── THE INPUT ──

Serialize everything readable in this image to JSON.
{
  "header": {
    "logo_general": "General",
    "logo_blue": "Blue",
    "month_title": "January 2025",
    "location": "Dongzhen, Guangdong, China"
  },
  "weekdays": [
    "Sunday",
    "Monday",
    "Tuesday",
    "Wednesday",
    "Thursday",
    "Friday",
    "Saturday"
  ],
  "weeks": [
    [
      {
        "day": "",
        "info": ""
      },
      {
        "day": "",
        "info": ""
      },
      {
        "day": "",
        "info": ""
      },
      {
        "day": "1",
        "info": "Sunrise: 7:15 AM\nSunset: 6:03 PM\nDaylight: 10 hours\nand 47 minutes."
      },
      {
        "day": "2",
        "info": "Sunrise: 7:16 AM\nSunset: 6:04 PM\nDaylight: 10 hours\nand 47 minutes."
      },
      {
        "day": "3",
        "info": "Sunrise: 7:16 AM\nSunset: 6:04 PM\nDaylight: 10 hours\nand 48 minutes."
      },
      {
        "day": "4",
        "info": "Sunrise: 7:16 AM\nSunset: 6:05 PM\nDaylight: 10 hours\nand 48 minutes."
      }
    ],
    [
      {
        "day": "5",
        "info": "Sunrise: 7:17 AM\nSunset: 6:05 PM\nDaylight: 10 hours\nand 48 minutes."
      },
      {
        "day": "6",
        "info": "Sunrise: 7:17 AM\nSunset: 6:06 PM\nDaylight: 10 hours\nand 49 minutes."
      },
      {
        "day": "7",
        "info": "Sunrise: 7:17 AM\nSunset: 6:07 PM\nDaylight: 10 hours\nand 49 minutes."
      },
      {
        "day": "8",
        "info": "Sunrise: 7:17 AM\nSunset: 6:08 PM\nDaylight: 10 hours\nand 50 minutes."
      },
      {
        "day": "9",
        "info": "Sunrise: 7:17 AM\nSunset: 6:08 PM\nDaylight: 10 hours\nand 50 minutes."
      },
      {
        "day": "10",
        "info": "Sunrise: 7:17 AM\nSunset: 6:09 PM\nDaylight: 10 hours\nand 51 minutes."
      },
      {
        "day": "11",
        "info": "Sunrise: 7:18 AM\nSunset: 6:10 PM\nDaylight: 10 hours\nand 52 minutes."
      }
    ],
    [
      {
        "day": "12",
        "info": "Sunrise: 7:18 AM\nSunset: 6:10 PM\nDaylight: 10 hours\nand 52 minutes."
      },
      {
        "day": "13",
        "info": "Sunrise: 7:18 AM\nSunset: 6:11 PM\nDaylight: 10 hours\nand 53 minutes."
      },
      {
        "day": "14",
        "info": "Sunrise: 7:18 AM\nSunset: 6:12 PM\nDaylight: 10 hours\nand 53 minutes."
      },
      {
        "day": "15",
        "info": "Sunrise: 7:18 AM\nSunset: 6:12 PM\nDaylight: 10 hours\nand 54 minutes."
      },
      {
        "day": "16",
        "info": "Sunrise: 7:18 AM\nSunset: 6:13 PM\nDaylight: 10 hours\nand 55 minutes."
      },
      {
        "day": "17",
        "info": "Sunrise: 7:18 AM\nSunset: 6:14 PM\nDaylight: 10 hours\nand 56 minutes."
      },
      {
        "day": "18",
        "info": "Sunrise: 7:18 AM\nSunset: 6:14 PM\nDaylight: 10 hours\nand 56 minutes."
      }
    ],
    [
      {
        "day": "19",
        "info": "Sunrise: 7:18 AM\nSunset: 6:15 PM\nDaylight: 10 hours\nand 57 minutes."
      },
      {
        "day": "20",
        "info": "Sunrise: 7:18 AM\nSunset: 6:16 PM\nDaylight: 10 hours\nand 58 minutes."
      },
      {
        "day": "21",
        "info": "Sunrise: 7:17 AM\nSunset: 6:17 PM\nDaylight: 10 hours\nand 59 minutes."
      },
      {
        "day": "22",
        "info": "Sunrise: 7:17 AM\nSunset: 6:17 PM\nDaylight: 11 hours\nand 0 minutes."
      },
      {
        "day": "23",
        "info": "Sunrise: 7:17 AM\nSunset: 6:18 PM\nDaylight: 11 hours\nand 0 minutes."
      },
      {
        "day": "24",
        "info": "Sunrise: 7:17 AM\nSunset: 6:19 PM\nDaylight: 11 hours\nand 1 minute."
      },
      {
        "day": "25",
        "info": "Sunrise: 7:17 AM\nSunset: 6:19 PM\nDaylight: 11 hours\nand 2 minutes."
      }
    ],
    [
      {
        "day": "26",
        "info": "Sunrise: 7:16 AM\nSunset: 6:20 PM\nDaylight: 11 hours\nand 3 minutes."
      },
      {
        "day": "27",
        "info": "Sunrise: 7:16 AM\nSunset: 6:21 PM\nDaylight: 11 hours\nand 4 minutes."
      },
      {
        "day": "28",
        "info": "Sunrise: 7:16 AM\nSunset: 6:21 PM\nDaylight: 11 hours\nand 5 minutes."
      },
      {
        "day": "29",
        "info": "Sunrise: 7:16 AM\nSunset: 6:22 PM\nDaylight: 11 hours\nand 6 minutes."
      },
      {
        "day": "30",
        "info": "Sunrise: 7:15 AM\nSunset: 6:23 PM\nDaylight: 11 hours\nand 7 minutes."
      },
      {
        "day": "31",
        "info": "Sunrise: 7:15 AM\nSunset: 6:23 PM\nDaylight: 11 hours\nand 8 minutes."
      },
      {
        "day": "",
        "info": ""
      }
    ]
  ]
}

───

WHAT TO PRODUCE: All of the data needs to be printed once more, exactly.

WRITTEN RESPONSE:
Serialize everything readable in this image to JSON.
{
  "header": {
    "logo_general": "General",
    "logo_blue": "Blue",
    "month_title": "January 2025",
    "location": "Dongzhen, Guangdong, China"
  },
  "weekdays": [
    "Sunday",
    "Monday",
    "Tuesday",
    "Wednesday",
    "Thursday",
    "Friday",
    "Saturday"
  ],
  "weeks": [
    [
      {
        "day": "",
        "info": ""
      },
      {
        "day": "",
        "info": ""
      },
      {
        "day": "",
        "info": ""
      },
      {
        "day": "1",
        "info": "Sunrise: 7:15 AM\nSunset: 6:03 PM\nDaylight: 10 hours\nand 47 minutes."
      },
      {
        "day": "2",
        "info": "Sunrise: 7:16 AM\nSunset: 6:04 PM\nDaylight: 10 hours\nand 47 minutes."
      },
      {
        "day": "3",
        "info": "Sunrise: 7:16 AM\nSunset: 6:04 PM\nDaylight: 10 hours\nand 48 minutes."
      },
      {
        "day": "4",
        "info": "Sunrise: 7:16 AM\nSunset: 6:05 PM\nDaylight: 10 hours\nand 48 minutes."
      }
    ],
    [
      {
        "day": "5",
        "info": "Sunrise: 7:17 AM\nSunset: 6:05 PM\nDaylight: 10 hours\nand 48 minutes."
      },
      {
        "day": "6",
        "info": "Sunrise: 7:17 AM\nSunset: 6:06 PM\nDaylight: 10 hours\nand 49 minutes."
      },
      {
        "day": "7",
        "info": "Sunrise: 7:17 AM\nSunset: 6:07 PM\nDaylight: 10 hours\nand 49 minutes."
      },
      {
        "day": "8",
        "info": "Sunrise: 7:17 AM\nSunset: 6:08 PM\nDaylight: 10 hours\nand 50 minutes."
      },
      {
        "day": "9",
        "info": "Sunrise: 7:17 AM\nSunset: 6:08 PM\nDaylight: 10 hours\nand 50 minutes."
      },
      {
        "day": "10",
        "info": "Sunrise: 7:17 AM\nSunset: 6:09 PM\nDaylight: 10 hours\nand 51 minutes."
      },
      {
        "day": "11",
        "info": "Sunrise: 7:18 AM\nSunset: 6:10 PM\nDaylight: 10 hours\nand 52 minutes."
      }
    ],
    [
      {
        "day": "12",
        "info": "Sunrise: 7:18 AM\nSunset: 6:10 PM\nDaylight: 10 hours\nand 52 minutes."
      },
      {
        "day": "13",
        "info": "Sunrise: 7:18 AM\nSunset: 6:11 PM\nDaylight: 10 hours\nand 53 minutes."
      },
      {
        "day": "14",
        "info": "Sunrise: 7:18 AM\nSunset: 6:12 PM\nDaylight: 10 hours\nand 53 minutes."
      },
      {
        "day": "15",
        "info": "Sunrise: 7:18 AM\nSunset: 6:12 PM\nDaylight: 10 hours\nand 54 minutes."
      },
      {
        "day": "16",
        "info": "Sunrise: 7:18 AM\nSunset: 6:13 PM\nDaylight: 10 hours\nand 55 minutes."
      },
      {
        "day": "17",
        "info": "Sunrise: 7:18 AM\nSunset: 6:14 PM\nDaylight: 10 hours\nand 56 minutes."
      },
      {
        "day": "18",
        "info": "Sunrise: 7:18 AM\nSunset: 6:14 PM\nDaylight: 10 hours\nand 56 minutes."
      }
    ],
    [
      {
        "day": "19",
        "info": "Sunrise: 7:18 AM\nSunset: 6:15 PM\nDaylight: 10 hours\nand 57 minutes."
      },
      {
        "day": "20",
        "info": "Sunrise: 7:18 AM\nSunset: 6:16 PM\nDaylight: 10 hours\nand 58 minutes."
      },
      {
        "day": "21",
        "info": "Sunrise: 7:17 AM\nSunset: 6:17 PM\nDaylight: 10 hours\nand 59 minutes."
      },
      {
        "day": "22",
        "info": "Sunrise: 7:17 AM\nSunset: 6:17 PM\nDaylight: 11 hours\nand 0 minutes."
      },
      {
        "day": "23",
        "info": "Sunrise: 7:17 AM\nSunset: 6:18 PM\nDaylight: 11 hours\nand 0 minutes."
      },
      {
        "day": "24",
        "info": "Sunrise: 7:17 AM\nSunset: 6:19 PM\nDaylight: 11 hours\nand 1 minute."
      },
      {
        "day": "25",
        "info": "Sunrise: 7:17 AM\nSunset: 6:19 PM\nDaylight: 11 hours\nand 2 minutes."
      }
    ],
    [
      {
        "day": "26",
        "info": "Sunrise: 7:16 AM\nSunset: 6:20 PM\nDaylight: 11 hours\nand 3 minutes."
      },
      {
        "day": "27",
        "info": "Sunrise: 7:16 AM\nSunset: 6:21 PM\nDaylight: 11 hours\nand 4 minutes."
      },
      {
        "day": "28",
        "info": "Sunrise: 7:16 AM\nSunset: 6:21 PM\nDaylight: 11 hours\nand 5 minutes."
      },
      {
        "day": "29",
        "info": "Sunrise: 7:16 AM\nSunset: 6:22 PM\nDaylight: 11 hours\nand 6 minutes."
      },
      {
        "day": "30",
        "info": "Sunrise: 7:15 AM\nSunset: 6:23 PM\nDaylight: 11 hours\nand 7 minutes."
      },
      {
        "day": "31",
        "info": "Sunrise: 7:15 AM\nSunset: 6:23 PM\nDaylight: 11 hours\nand 8 minutes."
      },
      {
        "day": "",
        "info": ""
      }
    ]
  ]
}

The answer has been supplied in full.